[Short exercise]
Locate the word "DOWNTO" in the entries below, then gather every line that holds it.

[Start Given entries]

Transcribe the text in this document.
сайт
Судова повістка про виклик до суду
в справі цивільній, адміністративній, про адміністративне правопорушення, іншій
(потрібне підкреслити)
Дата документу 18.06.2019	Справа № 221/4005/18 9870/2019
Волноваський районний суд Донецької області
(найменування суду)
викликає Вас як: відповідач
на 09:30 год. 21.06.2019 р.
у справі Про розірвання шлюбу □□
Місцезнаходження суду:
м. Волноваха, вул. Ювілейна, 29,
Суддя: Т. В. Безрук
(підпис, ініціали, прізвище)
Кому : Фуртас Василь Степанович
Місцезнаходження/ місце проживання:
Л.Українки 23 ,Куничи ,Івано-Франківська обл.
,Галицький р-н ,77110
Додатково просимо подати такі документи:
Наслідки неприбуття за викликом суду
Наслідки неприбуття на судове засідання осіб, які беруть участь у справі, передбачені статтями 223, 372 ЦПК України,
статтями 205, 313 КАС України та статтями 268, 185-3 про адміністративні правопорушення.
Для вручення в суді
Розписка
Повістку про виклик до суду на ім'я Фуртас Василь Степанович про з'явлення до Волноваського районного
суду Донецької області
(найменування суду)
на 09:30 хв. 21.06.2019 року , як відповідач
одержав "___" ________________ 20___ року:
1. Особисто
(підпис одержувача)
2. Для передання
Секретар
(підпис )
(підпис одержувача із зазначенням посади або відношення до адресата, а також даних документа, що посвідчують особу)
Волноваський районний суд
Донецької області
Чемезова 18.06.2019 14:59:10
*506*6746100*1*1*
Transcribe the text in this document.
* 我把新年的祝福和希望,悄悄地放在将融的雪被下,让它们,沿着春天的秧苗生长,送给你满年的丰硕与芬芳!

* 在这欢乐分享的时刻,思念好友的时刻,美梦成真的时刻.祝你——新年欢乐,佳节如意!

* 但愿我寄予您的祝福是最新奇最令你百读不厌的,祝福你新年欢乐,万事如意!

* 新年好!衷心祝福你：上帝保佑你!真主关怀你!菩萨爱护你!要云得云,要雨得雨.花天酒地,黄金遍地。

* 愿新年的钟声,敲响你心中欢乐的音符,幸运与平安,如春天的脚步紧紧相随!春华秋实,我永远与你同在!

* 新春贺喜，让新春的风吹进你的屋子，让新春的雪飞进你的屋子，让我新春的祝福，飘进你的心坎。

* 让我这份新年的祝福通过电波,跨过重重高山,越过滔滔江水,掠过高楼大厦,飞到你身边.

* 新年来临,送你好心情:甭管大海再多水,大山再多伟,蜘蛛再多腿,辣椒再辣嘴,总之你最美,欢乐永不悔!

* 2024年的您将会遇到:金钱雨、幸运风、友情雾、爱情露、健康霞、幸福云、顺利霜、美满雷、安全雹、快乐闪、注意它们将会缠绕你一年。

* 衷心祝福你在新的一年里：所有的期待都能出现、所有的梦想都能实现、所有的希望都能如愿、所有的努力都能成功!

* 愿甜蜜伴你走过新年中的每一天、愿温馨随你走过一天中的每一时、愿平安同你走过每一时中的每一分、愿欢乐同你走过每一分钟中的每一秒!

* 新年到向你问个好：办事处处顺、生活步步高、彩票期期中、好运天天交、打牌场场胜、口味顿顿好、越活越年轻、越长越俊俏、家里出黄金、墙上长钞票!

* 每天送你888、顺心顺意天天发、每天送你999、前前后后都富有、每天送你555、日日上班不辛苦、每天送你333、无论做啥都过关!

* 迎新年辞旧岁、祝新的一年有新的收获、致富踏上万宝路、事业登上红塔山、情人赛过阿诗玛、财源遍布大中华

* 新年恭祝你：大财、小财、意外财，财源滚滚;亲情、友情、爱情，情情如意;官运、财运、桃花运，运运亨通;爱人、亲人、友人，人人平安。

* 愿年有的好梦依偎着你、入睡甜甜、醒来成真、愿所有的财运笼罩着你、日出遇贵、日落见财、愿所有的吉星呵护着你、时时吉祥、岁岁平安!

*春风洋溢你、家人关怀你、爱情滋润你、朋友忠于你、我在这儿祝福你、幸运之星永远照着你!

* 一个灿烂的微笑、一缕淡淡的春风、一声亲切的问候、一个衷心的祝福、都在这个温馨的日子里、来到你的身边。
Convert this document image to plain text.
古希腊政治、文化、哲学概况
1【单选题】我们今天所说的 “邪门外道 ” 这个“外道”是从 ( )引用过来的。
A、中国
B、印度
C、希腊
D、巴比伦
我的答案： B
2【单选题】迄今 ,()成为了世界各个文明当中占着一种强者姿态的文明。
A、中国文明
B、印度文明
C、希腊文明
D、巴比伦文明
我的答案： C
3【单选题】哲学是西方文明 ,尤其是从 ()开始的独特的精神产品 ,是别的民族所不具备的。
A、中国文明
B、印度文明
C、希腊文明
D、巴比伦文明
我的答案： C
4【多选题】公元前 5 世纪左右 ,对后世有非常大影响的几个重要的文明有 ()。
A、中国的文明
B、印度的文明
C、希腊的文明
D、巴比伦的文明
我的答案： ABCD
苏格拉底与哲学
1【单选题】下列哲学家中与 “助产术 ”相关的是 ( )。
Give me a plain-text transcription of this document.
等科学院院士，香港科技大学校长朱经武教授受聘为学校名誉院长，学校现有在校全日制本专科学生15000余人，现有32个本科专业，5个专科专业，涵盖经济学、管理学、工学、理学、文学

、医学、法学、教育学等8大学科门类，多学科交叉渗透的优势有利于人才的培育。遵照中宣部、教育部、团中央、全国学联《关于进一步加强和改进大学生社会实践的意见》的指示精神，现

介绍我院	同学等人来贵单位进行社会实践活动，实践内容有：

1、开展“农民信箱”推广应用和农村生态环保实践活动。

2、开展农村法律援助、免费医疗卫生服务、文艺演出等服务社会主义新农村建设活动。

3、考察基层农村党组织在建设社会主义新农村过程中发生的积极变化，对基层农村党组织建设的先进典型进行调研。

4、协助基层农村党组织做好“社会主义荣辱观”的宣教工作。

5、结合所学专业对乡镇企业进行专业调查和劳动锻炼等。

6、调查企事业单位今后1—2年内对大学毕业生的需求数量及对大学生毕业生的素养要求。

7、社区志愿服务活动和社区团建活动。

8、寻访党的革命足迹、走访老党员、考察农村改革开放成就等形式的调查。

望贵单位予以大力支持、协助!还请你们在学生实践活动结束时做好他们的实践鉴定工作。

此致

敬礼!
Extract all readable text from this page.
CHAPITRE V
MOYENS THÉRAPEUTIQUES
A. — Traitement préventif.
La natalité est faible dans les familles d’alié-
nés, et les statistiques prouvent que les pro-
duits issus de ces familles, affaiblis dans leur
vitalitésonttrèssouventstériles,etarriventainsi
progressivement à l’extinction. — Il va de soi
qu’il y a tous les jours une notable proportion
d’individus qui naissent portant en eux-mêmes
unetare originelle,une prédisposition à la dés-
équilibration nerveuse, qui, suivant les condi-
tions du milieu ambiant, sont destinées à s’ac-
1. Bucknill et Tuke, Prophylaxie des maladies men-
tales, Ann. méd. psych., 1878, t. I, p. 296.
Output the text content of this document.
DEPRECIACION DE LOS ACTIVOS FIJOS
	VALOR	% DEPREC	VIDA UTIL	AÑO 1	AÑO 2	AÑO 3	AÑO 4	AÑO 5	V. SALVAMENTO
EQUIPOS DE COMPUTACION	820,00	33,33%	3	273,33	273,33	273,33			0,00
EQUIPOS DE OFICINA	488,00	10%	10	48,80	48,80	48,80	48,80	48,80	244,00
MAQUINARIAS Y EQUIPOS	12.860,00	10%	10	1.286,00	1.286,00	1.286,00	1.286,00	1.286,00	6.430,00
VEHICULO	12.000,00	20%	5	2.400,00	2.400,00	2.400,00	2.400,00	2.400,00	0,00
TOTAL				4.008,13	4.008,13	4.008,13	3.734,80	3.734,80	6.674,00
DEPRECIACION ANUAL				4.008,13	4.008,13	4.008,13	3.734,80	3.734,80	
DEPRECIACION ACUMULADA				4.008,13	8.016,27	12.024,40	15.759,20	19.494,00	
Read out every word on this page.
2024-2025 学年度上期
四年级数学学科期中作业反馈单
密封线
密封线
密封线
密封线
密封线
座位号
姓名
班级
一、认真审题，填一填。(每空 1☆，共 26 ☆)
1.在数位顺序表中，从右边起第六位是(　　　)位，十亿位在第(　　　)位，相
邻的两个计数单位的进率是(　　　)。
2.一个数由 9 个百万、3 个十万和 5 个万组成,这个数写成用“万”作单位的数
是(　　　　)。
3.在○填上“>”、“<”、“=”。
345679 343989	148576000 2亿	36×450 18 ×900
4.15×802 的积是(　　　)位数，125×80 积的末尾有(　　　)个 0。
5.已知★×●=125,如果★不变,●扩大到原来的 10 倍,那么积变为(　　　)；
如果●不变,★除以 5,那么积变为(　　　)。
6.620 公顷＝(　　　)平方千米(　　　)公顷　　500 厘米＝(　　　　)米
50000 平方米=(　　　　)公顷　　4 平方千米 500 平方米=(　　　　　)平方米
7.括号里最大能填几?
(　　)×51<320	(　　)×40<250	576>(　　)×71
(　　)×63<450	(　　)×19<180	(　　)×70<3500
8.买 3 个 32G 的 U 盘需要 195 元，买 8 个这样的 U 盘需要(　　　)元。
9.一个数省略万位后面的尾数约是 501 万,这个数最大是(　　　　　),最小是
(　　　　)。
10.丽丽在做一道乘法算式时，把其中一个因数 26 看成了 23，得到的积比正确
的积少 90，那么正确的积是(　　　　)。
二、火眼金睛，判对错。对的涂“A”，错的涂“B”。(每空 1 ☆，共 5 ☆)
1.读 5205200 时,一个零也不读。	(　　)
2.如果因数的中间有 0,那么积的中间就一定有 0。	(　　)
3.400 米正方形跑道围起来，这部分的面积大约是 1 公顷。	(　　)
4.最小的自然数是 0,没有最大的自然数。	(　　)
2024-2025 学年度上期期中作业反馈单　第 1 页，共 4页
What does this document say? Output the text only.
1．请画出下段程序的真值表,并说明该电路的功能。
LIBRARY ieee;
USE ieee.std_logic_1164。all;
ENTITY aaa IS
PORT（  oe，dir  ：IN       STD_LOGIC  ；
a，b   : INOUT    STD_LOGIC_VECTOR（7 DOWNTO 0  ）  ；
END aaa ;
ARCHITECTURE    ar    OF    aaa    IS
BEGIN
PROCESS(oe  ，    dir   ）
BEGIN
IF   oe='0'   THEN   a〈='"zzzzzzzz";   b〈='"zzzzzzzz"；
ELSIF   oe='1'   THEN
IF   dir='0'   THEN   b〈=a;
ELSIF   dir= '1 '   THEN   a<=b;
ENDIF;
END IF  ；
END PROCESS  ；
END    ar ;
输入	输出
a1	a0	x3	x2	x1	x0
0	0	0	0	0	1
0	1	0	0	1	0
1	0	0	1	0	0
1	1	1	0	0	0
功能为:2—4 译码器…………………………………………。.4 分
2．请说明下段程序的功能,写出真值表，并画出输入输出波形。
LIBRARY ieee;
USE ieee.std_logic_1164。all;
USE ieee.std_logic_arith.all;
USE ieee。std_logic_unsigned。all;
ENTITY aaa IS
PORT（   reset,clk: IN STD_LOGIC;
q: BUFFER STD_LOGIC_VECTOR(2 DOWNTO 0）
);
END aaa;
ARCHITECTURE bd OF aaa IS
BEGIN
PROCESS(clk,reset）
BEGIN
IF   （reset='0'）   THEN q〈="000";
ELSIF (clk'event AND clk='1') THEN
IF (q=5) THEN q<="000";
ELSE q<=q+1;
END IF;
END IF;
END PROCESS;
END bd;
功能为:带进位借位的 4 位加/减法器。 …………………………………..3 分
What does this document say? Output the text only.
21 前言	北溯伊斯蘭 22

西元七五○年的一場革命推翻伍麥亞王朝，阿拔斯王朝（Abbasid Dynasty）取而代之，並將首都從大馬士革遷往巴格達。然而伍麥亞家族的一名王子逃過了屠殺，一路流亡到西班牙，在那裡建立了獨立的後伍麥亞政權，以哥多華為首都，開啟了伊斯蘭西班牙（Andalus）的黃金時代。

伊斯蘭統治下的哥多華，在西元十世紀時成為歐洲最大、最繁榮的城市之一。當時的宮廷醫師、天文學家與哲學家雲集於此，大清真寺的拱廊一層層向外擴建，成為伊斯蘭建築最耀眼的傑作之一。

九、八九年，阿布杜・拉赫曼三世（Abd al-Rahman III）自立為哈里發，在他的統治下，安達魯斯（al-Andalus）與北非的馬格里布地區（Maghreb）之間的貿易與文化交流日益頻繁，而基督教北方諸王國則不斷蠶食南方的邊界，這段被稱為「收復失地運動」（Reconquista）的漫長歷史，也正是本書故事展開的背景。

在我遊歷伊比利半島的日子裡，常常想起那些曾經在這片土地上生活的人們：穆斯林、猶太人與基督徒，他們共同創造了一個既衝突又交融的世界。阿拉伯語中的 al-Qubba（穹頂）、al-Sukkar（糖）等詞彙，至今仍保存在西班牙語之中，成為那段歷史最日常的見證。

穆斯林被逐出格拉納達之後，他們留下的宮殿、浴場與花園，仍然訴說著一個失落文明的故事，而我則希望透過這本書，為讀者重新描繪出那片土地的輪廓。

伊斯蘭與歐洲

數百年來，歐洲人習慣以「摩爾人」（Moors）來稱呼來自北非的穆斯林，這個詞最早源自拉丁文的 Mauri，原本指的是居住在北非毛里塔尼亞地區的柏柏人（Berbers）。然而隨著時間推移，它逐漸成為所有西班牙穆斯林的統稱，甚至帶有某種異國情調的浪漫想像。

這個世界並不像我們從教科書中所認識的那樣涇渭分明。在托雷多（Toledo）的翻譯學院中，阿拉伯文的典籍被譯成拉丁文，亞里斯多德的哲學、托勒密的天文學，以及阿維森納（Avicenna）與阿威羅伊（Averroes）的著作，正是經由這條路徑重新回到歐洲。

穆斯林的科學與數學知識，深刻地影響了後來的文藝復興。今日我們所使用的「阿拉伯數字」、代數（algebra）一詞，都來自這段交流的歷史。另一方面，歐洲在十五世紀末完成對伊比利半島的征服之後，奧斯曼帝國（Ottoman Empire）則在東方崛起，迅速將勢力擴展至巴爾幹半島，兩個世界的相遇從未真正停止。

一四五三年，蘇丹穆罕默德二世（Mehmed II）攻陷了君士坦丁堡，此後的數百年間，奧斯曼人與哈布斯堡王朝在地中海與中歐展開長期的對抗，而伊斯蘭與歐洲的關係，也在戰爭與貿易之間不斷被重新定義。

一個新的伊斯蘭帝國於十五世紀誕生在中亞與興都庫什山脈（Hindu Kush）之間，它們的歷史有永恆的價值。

[End Given entries]

[The result]
a，b   : INOUT    STD_LOGIC_VECTOR（7 DOWNTO 0  ）  ；
q: BUFFER STD_LOGIC_VECTOR(2 DOWNTO 0）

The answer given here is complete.